— BEGIN SUPPLIED ENTRIES —

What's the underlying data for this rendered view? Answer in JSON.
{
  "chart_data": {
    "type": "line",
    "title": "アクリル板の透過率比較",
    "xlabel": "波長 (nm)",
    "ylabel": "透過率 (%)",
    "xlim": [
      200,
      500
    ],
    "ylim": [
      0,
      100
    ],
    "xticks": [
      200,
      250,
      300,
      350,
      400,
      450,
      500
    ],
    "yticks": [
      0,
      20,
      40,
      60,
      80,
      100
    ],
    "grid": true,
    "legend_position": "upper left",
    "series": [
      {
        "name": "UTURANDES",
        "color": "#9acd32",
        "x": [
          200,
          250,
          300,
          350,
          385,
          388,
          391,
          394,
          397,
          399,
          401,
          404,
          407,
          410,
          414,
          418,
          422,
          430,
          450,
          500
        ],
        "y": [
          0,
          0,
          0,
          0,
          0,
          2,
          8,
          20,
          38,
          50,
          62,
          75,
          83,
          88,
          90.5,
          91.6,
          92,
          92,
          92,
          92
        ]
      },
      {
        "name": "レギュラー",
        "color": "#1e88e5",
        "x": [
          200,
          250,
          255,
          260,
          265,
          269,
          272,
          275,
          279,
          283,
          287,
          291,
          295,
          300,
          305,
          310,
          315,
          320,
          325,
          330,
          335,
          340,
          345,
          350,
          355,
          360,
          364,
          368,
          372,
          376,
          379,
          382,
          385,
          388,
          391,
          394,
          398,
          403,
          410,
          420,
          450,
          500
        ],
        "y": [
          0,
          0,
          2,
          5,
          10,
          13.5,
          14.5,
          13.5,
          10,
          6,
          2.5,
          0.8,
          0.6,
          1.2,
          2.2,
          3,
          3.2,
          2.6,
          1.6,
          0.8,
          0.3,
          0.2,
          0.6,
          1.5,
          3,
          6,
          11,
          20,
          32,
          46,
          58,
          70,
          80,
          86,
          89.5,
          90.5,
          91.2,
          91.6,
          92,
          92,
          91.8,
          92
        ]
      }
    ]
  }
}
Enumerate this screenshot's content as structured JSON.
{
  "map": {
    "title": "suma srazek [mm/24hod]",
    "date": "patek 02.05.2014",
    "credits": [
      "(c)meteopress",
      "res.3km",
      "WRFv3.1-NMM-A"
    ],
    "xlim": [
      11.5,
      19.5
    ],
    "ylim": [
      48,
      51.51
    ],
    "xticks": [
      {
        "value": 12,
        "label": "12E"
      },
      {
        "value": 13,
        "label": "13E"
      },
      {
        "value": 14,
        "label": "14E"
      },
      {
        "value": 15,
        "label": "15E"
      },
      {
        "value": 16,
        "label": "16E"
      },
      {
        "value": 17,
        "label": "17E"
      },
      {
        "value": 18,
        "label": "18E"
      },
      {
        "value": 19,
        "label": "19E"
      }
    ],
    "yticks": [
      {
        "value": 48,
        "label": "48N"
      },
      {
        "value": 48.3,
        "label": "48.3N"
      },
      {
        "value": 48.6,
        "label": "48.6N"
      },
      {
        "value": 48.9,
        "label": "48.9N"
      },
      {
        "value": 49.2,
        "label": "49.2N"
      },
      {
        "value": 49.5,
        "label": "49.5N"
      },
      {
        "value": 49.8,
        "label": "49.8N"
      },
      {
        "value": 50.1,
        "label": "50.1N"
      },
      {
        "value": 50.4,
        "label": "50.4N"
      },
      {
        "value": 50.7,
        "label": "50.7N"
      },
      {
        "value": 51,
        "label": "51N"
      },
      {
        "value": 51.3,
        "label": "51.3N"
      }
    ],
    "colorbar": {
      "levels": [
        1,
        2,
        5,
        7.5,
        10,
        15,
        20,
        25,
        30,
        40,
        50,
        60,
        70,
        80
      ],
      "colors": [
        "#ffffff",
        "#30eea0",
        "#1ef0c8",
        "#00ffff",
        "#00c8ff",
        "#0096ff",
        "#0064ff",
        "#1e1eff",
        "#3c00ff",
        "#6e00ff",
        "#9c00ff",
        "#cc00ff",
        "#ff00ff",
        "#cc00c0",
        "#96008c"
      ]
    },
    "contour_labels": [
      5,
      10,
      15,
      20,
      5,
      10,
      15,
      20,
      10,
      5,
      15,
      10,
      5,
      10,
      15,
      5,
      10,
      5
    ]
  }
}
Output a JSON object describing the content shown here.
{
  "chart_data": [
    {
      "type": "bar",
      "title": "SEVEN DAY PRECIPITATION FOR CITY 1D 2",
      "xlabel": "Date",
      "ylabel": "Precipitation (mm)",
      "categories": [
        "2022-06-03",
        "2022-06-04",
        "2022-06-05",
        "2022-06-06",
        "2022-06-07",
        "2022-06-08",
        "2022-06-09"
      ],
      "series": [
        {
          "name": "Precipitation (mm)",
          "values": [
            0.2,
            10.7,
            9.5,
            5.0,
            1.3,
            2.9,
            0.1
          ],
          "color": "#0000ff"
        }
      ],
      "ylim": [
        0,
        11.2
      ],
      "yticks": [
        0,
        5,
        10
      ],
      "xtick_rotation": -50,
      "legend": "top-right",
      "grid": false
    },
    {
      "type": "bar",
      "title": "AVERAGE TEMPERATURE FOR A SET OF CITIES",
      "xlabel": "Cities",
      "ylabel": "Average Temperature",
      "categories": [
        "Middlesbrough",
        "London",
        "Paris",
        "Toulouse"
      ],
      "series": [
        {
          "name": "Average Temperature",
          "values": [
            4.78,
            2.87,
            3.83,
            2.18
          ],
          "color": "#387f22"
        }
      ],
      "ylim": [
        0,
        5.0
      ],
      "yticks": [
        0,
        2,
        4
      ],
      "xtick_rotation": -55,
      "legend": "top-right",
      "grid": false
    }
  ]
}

— END SUPPLIED ENTRIES —

Every record above should be copied exactly.

_WRITTEN ANSWER_.
What's the underlying data for this rendered view? Answer in JSON.
{
  "chart_data": {
    "type": "line",
    "title": "アクリル板の透過率比較",
    "xlabel": "波長 (nm)",
    "ylabel": "透過率 (%)",
    "xlim": [
      200,
      500
    ],
    "ylim": [
      0,
      100
    ],
    "xticks": [
      200,
      250,
      300,
      350,
      400,
      450,
      500
    ],
    "yticks": [
      0,
      20,
      40,
      60,
      80,
      100
    ],
    "grid": true,
    "legend_position": "upper left",
    "series": [
      {
        "name": "UTURANDES",
        "color": "#9acd32",
        "x": [
          200,
          250,
          300,
          350,
          385,
          388,
          391,
          394,
          397,
          399,
          401,
          404,
          407,
          410,
          414,
          418,
          422,
          430,
          450,
          500
        ],
        "y": [
          0,
          0,
          0,
          0,
          0,
          2,
          8,
          20,
          38,
          50,
          62,
          75,
          83,
          88,
          90.5,
          91.6,
          92,
          92,
          92,
          92
        ]
      },
      {
        "name": "レギュラー",
        "color": "#1e88e5",
        "x": [
          200,
          250,
          255,
          260,
          265,
          269,
          272,
          275,
          279,
          283,
          287,
          291,
          295,
          300,
          305,
          310,
          315,
          320,
          325,
          330,
          335,
          340,
          345,
          350,
          355,
          360,
          364,
          368,
          372,
          376,
          379,
          382,
          385,
          388,
          391,
          394,
          398,
          403,
          410,
          420,
          450,
          500
        ],
        "y": [
          0,
          0,
          2,
          5,
          10,
          13.5,
          14.5,
          13.5,
          10,
          6,
          2.5,
          0.8,
          0.6,
          1.2,
          2.2,
          3,
          3.2,
          2.6,
          1.6,
          0.8,
          0.3,
          0.2,
          0.6,
          1.5,
          3,
          6,
          11,
          20,
          32,
          46,
          58,
          70,
          80,
          86,
          89.5,
          90.5,
          91.2,
          91.6,
          92,
          92,
          91.8,
          92
        ]
      }
    ]
  }
}
Enumerate this screenshot's content as structured JSON.
{
  "map": {
    "title": "suma srazek [mm/24hod]",
    "date": "patek 02.05.2014",
    "credits": [
      "(c)meteopress",
      "res.3km",
      "WRFv3.1-NMM-A"
    ],
    "xlim": [
      11.5,
      19.5
    ],
    "ylim": [
      48,
      51.51
    ],
    "xticks": [
      {
        "value": 12,
        "label": "12E"
      },
      {
        "value": 13,
        "label": "13E"
      },
      {
        "value": 14,
        "label": "14E"
      },
      {
        "value": 15,
        "label": "15E"
      },
      {
        "value": 16,
        "label": "16E"
      },
      {
        "value": 17,
        "label": "17E"
      },
      {
        "value": 18,
        "label": "18E"
      },
      {
        "value": 19,
        "label": "19E"
      }
    ],
    "yticks": [
      {
        "value": 48,
        "label": "48N"
      },
      {
        "value": 48.3,
        "label": "48.3N"
      },
      {
        "value": 48.6,
        "label": "48.6N"
      },
      {
        "value": 48.9,
        "label": "48.9N"
      },
      {
        "value": 49.2,
        "label": "49.2N"
      },
      {
        "value": 49.5,
        "label": "49.5N"
      },
      {
        "value": 49.8,
        "label": "49.8N"
      },
      {
        "value": 50.1,
        "label": "50.1N"
      },
      {
        "value": 50.4,
        "label": "50.4N"
      },
      {
        "value": 50.7,
        "label": "50.7N"
      },
      {
        "value": 51,
        "label": "51N"
      },
      {
        "value": 51.3,
        "label": "51.3N"
      }
    ],
    "colorbar": {
      "levels": [
        1,
        2,
        5,
        7.5,
        10,
        15,
        20,
        25,
        30,
        40,
        50,
        60,
        70,
        80
      ],
      "colors": [
        "#ffffff",
        "#30eea0",
        "#1ef0c8",
        "#00ffff",
        "#00c8ff",
        "#0096ff",
        "#0064ff",
        "#1e1eff",
        "#3c00ff",
        "#6e00ff",
        "#9c00ff",
        "#cc00ff",
        "#ff00ff",
        "#cc00c0",
        "#96008c"
      ]
    },
    "contour_labels": [
      5,
      10,
      15,
      20,
      5,
      10,
      15,
      20,
      10,
      5,
      15,
      10,
      5,
      10,
      15,
      5,
      10,
      5
    ]
  }
}
Output a JSON object describing the content shown here.
{
  "chart_data": [
    {
      "type": "bar",
      "title": "SEVEN DAY PRECIPITATION FOR CITY 1D 2",
      "xlabel": "Date",
      "ylabel": "Precipitation (mm)",
      "categories": [
        "2022-06-03",
        "2022-06-04",
        "2022-06-05",
        "2022-06-06",
        "2022-06-07",
        "2022-06-08",
        "2022-06-09"
      ],
      "series": [
        {
          "name": "Precipitation (mm)",
          "values": [
            0.2,
            10.7,
            9.5,
            5.0,
            1.3,
            2.9,
            0.1
          ],
          "color": "#0000ff"
        }
      ],
      "ylim": [
        0,
        11.2
      ],
      "yticks": [
        0,
        5,
        10
      ],
      "xtick_rotation": -50,
      "legend": "top-right",
      "grid": false
    },
    {
      "type": "bar",
      "title": "AVERAGE TEMPERATURE FOR A SET OF CITIES",
      "xlabel": "Cities",
      "ylabel": "Average Temperature",
      "categories": [
        "Middlesbrough",
        "London",
        "Paris",
        "Toulouse"
      ],
      "series": [
        {
          "name": "Average Temperature",
          "values": [
            4.78,
            2.87,
            3.83,
            2.18
          ],
          "color": "#387f22"
        }
      ],
      "ylim": [
        0,
        5.0
      ],
      "yticks": [
        0,
        2,
        4
      ],
      "xtick_rotation": -55,
      "legend": "top-right",
      "grid": false
    }
  ]
}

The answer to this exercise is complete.